> **DO THIS**: Wherever a line in the data below holds "بساطم", copy that line.

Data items
## Begin
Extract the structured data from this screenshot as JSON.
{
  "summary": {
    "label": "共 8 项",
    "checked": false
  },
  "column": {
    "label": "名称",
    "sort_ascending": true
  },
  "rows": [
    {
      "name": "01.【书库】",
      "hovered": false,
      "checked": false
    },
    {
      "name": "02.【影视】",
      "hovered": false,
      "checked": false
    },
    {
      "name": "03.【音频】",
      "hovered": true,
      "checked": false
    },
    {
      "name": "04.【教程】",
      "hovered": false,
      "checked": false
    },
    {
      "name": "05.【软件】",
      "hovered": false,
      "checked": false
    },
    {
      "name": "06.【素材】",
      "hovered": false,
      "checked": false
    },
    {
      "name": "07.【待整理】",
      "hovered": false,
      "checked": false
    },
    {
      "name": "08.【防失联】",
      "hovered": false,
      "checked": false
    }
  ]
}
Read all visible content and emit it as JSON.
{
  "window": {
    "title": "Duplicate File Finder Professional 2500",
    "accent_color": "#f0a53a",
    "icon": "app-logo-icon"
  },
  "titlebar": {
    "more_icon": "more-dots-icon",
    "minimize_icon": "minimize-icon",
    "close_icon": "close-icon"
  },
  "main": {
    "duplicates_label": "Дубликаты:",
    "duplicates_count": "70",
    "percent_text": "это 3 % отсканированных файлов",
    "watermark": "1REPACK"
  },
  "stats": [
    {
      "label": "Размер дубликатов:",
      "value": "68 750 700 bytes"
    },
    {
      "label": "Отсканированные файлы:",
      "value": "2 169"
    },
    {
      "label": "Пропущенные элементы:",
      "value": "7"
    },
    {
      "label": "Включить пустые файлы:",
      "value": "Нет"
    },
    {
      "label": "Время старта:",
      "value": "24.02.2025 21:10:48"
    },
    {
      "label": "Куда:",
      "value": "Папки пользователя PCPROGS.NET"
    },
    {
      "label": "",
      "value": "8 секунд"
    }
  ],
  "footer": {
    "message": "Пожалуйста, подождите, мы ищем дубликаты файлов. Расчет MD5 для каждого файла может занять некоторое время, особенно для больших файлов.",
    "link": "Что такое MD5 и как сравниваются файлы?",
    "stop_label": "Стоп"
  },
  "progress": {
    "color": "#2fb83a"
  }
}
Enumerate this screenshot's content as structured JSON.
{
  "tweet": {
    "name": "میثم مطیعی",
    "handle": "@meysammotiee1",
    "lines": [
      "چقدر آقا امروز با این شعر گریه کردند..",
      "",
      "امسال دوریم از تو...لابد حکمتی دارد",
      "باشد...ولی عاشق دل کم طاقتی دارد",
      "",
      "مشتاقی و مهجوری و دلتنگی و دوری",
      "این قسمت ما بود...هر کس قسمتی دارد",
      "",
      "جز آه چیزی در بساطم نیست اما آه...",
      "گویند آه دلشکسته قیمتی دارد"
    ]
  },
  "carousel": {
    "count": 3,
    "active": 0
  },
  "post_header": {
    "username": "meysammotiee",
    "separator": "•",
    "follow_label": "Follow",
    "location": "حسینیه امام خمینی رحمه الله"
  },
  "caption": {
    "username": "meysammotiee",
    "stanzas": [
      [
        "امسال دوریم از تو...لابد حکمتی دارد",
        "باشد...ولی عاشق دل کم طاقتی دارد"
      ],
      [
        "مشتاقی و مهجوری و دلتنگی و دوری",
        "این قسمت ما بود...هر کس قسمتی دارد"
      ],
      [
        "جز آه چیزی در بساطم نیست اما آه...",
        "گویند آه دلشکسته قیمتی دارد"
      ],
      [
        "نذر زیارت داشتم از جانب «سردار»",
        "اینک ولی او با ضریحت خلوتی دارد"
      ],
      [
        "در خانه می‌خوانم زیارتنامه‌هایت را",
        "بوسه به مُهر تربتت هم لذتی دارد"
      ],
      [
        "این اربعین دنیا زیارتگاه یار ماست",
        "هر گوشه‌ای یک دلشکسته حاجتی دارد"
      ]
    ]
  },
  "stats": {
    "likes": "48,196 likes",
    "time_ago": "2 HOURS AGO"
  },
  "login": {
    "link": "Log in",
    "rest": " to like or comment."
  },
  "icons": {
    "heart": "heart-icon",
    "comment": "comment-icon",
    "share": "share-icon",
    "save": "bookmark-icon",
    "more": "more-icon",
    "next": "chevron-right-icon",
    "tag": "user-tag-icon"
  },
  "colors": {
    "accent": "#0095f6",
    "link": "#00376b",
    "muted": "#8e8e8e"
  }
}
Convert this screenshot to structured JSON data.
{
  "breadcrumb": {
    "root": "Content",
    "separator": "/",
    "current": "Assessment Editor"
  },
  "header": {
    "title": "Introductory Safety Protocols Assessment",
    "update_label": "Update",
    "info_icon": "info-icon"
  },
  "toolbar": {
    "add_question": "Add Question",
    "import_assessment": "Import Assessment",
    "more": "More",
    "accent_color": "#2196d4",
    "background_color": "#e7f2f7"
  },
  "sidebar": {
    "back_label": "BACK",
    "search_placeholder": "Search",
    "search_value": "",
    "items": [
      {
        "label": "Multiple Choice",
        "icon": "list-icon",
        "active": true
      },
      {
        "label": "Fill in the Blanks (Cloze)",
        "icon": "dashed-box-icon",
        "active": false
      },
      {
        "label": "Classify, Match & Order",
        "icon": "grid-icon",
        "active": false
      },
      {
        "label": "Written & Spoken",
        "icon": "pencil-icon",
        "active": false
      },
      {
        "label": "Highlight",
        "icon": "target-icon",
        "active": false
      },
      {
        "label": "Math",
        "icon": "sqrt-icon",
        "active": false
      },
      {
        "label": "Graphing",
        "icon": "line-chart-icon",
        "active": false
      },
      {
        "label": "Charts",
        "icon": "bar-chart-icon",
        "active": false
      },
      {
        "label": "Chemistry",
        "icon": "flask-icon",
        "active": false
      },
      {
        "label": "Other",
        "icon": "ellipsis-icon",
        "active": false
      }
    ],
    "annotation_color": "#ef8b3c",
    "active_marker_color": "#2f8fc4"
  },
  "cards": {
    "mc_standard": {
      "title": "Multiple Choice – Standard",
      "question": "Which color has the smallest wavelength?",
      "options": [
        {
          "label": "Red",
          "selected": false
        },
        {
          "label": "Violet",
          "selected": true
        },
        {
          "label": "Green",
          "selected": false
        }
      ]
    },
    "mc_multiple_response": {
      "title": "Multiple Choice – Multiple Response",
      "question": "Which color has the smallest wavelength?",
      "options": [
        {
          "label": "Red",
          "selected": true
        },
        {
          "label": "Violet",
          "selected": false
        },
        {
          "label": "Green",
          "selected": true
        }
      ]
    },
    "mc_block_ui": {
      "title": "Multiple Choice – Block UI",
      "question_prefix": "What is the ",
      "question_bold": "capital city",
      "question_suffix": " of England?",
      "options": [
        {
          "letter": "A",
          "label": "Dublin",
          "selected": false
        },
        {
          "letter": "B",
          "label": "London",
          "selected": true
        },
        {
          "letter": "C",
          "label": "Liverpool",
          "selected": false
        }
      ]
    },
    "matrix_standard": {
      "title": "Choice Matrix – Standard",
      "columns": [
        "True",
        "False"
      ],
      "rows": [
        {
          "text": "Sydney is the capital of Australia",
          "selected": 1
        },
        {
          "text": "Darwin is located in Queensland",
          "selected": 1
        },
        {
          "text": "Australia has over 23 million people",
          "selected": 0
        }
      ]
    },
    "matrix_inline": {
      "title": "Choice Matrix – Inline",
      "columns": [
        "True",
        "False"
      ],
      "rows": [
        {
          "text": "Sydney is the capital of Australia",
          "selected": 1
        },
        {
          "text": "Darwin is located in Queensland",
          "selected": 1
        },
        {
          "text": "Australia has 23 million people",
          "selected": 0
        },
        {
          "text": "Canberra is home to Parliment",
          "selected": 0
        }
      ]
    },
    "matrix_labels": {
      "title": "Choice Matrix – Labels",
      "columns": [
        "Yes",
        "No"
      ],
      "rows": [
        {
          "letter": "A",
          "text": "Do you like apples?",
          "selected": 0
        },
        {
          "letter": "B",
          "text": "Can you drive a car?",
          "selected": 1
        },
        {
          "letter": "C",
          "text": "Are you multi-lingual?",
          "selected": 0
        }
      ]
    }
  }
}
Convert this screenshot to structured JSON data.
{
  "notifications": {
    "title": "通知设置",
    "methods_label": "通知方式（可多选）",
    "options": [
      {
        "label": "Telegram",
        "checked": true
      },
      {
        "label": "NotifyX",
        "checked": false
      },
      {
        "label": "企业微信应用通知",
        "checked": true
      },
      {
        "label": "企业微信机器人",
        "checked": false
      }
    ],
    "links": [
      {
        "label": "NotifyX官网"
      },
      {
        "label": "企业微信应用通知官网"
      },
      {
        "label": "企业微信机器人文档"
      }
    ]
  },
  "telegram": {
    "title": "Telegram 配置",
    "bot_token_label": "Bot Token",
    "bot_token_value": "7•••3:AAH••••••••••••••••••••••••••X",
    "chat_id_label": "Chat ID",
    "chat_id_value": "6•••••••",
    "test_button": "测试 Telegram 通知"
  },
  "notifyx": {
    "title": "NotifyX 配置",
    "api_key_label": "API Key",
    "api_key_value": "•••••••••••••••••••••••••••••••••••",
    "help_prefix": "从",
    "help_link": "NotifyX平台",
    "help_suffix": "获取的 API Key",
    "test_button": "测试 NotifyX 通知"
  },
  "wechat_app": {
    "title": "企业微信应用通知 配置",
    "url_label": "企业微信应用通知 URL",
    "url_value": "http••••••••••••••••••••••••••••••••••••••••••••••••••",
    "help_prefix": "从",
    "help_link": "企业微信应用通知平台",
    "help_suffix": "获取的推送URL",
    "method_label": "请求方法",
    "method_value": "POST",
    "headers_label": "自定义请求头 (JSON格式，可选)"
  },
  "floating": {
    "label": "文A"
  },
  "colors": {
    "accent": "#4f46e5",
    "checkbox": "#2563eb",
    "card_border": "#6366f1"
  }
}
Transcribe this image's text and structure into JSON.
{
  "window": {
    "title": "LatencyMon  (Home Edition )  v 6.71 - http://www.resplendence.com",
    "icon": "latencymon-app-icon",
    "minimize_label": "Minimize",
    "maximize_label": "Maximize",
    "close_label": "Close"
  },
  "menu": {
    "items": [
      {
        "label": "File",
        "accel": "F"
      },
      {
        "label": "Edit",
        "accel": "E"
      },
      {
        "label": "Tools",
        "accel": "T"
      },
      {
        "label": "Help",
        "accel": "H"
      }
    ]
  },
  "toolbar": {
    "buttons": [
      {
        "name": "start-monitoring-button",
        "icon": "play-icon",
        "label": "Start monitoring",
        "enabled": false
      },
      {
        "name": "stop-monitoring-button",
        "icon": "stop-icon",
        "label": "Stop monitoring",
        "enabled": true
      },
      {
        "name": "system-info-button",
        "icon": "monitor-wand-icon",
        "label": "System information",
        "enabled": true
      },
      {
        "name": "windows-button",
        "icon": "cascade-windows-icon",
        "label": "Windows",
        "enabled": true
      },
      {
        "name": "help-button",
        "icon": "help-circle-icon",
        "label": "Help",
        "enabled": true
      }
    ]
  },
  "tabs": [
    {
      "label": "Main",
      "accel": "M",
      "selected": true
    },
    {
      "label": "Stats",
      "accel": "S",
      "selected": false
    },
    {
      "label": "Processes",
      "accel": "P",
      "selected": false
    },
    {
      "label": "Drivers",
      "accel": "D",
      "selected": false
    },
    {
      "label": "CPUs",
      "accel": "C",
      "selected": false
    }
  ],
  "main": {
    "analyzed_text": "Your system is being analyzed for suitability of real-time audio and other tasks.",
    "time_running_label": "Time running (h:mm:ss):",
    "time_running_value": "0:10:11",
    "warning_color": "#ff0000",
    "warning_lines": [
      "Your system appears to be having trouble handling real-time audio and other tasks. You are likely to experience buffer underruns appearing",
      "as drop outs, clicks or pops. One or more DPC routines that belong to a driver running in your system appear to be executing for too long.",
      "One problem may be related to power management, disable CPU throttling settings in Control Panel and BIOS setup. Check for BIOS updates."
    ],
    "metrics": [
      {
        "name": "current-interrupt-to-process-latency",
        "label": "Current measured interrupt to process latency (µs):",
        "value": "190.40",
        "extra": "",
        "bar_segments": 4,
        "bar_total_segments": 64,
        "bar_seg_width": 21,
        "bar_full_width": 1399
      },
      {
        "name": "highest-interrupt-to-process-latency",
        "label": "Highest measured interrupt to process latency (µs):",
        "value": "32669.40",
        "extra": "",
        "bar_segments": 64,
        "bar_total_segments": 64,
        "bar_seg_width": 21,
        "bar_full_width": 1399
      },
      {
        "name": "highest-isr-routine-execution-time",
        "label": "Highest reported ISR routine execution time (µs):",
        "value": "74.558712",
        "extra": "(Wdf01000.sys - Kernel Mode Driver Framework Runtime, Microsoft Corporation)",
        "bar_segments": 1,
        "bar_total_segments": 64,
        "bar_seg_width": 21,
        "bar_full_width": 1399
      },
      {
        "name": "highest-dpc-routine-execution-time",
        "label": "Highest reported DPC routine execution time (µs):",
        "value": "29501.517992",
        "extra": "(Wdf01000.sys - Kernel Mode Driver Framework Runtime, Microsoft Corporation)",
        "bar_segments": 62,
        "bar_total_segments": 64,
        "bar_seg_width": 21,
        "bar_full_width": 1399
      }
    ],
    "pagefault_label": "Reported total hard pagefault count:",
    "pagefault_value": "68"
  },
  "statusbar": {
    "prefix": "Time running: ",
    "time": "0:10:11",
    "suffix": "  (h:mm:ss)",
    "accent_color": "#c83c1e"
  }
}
## End
> **EXPECTED ANSWER**:
      "جز آه چیزی در بساطم نیست اما آه...",
        "جز آه چیزی در بساطم نیست اما آه...",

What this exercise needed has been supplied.